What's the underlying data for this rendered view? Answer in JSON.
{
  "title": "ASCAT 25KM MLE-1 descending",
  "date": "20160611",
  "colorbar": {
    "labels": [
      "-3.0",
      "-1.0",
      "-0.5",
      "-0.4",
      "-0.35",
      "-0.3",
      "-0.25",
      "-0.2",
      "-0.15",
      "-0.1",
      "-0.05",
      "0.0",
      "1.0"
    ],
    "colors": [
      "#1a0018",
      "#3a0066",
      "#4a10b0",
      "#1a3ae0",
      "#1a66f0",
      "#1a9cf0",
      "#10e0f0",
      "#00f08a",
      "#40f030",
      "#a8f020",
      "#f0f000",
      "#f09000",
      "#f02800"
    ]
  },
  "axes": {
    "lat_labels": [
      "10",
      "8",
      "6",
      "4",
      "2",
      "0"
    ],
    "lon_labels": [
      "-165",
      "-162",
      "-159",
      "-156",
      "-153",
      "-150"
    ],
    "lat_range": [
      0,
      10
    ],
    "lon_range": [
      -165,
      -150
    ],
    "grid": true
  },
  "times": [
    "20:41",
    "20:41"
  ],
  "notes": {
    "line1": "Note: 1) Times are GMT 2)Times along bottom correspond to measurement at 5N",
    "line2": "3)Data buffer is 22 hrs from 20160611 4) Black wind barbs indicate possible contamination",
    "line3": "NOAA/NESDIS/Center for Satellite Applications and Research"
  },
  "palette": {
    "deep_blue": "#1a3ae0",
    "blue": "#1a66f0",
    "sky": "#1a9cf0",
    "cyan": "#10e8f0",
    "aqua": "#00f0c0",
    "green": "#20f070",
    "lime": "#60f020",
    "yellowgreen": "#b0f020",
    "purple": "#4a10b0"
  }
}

━━━━━━━━

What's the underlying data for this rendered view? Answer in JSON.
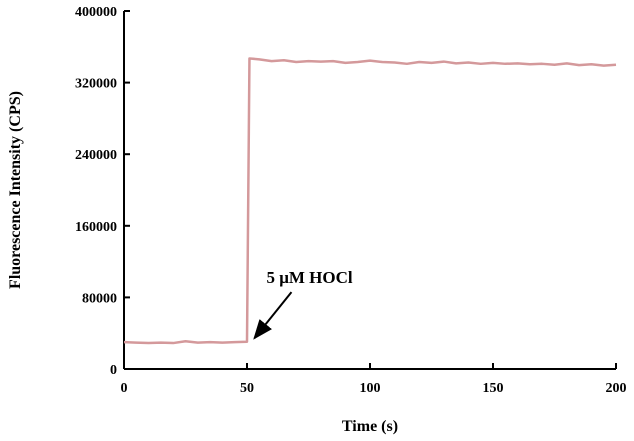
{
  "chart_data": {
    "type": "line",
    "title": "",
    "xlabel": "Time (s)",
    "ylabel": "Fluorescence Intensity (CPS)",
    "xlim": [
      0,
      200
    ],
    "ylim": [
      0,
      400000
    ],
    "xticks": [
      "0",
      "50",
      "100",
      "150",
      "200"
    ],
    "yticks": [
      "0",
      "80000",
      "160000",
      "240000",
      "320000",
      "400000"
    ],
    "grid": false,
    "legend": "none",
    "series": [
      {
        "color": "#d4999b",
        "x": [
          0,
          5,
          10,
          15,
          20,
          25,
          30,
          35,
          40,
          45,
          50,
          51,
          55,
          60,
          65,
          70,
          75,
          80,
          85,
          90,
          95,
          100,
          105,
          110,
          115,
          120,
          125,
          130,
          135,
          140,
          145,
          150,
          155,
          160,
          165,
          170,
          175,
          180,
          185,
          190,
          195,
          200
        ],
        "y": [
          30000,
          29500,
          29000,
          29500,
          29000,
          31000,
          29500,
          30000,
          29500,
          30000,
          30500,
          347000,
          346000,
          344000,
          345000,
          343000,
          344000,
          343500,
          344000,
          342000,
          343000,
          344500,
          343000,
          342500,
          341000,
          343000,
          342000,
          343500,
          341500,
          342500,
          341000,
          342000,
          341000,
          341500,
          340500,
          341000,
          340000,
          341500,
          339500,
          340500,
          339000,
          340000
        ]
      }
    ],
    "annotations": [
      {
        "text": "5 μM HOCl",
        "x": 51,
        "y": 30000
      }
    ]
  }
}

━━━━━━━━

Exercise requirements: Go through the listing above line by line and say how many lines hold the word "title". Reply with that number only.

Answer to the problem: 2